>> start Data to use

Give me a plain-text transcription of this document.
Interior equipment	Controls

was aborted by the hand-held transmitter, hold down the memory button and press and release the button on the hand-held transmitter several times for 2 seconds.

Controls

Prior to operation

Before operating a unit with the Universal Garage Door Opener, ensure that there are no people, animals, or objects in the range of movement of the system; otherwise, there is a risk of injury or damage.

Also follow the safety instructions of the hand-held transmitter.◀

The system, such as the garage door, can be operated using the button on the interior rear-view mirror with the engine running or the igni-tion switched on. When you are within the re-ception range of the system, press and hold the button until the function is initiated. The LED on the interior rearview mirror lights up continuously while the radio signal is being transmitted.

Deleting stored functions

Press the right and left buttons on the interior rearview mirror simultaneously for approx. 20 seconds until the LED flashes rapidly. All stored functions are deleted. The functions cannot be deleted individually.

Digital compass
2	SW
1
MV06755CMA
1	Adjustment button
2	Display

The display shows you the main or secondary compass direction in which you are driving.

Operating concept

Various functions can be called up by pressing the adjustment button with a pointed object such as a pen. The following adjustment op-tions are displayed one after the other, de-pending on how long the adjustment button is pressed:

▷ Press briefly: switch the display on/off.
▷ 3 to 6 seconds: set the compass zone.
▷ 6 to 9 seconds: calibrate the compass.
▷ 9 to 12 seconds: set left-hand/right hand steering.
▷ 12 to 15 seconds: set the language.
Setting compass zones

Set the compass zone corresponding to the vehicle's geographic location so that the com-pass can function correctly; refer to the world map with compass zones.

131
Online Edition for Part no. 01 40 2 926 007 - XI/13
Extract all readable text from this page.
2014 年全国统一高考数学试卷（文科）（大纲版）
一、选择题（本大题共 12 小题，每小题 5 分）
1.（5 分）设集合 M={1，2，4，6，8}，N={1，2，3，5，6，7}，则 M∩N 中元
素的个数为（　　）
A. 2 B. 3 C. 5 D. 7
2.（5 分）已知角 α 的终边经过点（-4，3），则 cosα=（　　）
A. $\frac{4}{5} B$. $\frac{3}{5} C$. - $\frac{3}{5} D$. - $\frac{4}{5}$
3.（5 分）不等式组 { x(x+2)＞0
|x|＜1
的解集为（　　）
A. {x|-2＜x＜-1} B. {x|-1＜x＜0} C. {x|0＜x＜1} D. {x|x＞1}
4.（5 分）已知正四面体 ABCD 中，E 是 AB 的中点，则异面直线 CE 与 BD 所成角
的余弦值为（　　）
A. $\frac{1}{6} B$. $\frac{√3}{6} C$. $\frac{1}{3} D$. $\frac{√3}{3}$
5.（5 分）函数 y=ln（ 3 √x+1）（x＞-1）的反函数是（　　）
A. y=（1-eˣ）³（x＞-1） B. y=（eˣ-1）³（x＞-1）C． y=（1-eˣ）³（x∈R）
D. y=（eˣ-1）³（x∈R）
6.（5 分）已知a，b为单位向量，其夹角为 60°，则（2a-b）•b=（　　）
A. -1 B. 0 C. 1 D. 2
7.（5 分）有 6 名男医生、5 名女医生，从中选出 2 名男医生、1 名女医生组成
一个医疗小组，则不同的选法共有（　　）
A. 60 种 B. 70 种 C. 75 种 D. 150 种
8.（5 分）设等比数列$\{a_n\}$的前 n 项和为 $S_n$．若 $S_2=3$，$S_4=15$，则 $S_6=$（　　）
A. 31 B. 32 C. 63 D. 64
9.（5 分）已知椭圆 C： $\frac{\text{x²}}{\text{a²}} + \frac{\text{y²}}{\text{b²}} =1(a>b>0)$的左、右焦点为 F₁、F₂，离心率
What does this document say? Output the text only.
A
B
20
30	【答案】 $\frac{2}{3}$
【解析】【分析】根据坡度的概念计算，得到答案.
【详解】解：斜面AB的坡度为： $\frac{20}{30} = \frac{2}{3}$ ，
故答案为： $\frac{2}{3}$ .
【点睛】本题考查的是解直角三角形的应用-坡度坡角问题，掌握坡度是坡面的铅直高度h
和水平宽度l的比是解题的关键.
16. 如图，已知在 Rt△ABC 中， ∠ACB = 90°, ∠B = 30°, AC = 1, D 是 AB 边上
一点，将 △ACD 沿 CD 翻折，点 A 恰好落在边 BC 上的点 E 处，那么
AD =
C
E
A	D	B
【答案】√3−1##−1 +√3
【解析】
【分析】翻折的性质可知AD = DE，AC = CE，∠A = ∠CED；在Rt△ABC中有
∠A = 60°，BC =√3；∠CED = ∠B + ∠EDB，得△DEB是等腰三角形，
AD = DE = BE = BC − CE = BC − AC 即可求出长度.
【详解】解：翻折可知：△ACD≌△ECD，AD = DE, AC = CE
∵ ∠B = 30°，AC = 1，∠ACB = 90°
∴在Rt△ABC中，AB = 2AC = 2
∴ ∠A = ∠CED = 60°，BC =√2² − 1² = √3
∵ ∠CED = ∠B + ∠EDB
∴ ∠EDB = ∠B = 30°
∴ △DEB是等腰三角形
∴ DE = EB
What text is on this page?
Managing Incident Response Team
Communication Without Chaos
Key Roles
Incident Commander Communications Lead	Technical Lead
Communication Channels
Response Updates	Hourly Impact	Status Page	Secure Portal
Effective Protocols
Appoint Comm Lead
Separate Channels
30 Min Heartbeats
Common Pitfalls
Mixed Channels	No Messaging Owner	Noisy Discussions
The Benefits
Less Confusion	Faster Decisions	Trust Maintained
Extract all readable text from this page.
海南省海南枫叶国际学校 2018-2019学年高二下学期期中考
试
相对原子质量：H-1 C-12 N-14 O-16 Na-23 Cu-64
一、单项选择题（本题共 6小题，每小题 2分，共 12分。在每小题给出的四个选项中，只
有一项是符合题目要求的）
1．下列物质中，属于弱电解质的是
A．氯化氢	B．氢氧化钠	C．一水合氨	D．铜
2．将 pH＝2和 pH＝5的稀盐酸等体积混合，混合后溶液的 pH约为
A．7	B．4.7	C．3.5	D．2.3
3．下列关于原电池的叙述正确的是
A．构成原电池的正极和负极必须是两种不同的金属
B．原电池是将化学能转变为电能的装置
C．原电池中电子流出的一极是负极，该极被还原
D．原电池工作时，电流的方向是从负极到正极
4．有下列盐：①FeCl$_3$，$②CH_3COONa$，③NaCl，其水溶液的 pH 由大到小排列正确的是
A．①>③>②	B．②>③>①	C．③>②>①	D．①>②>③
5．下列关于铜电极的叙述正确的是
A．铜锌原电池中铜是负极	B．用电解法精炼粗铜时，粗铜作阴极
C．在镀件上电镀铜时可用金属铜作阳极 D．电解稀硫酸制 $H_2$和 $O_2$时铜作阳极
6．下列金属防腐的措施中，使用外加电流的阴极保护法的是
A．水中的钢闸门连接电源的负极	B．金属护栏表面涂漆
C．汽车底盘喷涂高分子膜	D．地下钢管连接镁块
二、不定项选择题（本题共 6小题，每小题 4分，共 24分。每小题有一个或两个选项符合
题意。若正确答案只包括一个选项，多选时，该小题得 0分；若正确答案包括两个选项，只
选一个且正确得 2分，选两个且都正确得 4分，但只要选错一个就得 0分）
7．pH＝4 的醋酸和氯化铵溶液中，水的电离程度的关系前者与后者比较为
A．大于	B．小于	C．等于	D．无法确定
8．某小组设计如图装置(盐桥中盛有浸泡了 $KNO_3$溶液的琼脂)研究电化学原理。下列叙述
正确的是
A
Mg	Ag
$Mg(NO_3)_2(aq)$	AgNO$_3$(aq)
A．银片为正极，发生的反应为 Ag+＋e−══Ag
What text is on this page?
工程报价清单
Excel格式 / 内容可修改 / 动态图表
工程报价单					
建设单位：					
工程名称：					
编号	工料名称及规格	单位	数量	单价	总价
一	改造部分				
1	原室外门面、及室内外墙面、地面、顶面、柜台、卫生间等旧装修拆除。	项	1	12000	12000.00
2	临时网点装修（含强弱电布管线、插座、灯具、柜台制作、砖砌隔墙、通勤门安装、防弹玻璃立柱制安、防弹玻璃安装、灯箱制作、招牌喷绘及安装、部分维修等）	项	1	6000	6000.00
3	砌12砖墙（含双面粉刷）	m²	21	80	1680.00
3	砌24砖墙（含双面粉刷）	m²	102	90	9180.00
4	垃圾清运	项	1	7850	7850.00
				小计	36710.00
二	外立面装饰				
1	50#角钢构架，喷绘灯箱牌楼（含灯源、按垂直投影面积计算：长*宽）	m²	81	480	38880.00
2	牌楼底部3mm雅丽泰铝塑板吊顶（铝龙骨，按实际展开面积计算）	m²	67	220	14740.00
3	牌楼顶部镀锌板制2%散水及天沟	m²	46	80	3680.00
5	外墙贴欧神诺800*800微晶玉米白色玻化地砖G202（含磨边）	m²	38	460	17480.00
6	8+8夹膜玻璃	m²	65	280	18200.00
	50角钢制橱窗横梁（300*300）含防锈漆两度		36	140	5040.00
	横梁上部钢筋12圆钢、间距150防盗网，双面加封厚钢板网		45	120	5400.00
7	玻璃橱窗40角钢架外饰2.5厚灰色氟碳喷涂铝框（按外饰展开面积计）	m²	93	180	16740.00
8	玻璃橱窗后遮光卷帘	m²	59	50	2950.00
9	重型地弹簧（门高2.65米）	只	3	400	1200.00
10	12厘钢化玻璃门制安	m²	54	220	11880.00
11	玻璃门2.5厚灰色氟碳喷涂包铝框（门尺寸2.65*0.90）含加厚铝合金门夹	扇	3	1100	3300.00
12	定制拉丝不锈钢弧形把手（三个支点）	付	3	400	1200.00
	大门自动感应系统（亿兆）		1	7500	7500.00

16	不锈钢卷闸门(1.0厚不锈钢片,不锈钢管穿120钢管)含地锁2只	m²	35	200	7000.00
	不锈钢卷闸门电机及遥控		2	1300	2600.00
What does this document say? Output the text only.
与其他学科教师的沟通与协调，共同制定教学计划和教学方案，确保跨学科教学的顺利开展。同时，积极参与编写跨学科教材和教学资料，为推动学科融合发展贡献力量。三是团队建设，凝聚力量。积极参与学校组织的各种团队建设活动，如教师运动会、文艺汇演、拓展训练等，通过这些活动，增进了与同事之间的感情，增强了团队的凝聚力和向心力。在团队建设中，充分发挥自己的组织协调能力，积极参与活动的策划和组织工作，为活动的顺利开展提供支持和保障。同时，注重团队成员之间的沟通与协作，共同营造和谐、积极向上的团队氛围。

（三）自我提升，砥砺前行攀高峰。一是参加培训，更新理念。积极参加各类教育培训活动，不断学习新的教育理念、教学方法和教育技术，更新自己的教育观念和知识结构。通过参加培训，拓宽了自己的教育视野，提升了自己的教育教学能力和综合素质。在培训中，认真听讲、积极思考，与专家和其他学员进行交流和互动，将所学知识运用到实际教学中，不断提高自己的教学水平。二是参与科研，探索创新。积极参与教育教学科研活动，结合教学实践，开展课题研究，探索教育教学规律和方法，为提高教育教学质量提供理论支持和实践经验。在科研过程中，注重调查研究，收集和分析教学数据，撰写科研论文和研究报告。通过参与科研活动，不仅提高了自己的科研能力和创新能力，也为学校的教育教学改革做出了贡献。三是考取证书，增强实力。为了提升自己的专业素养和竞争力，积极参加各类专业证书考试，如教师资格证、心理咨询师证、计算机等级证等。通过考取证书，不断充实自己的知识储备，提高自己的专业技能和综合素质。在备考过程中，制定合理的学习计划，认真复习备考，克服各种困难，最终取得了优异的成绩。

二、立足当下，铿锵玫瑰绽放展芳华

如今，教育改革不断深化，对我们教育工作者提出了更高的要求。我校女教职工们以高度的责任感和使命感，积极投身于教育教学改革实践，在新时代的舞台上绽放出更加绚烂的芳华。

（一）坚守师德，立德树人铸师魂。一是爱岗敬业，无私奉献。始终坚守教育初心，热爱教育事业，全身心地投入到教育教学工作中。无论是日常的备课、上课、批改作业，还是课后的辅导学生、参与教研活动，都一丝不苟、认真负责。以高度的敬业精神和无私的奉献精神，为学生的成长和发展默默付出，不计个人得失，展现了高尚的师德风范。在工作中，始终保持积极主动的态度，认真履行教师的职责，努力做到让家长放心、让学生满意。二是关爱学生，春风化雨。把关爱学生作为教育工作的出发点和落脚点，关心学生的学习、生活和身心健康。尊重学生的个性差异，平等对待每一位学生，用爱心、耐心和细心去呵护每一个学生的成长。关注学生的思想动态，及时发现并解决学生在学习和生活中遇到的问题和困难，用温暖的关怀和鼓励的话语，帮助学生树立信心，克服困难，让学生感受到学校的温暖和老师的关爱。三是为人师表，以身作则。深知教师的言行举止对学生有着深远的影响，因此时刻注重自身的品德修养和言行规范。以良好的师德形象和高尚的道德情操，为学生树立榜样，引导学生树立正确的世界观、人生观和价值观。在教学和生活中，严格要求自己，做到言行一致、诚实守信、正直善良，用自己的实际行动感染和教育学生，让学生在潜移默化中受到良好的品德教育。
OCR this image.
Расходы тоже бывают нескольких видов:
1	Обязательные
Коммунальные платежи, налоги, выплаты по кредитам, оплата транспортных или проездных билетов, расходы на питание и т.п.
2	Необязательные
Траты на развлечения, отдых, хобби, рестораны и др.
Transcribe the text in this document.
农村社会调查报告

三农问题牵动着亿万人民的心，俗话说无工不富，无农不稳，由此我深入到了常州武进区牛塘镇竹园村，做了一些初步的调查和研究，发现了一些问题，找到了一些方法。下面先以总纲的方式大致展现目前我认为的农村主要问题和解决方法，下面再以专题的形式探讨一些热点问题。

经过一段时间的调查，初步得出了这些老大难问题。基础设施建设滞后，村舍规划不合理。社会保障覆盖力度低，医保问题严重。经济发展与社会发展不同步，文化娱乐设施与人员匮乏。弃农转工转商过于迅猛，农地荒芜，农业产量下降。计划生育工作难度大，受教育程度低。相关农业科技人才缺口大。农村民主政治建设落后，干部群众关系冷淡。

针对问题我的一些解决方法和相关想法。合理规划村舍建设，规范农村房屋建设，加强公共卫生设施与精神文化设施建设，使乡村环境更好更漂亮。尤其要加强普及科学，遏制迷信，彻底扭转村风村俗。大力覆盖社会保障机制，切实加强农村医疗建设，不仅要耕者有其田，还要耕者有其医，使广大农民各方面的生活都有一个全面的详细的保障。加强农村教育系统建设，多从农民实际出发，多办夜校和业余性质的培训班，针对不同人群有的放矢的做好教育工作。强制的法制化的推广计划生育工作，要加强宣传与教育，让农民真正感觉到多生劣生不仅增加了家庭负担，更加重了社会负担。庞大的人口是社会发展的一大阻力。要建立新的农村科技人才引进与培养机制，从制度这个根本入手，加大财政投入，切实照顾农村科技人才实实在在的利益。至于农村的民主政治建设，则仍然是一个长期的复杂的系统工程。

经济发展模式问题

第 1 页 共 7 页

>> end Data to use

■ Task goal
In the records above, find each line with the word "Channels" and copy it.

■ Solution to this exercise
Communication Channels
Separate Channels
Mixed Channels	No Messaging Owner	Noisy Discussions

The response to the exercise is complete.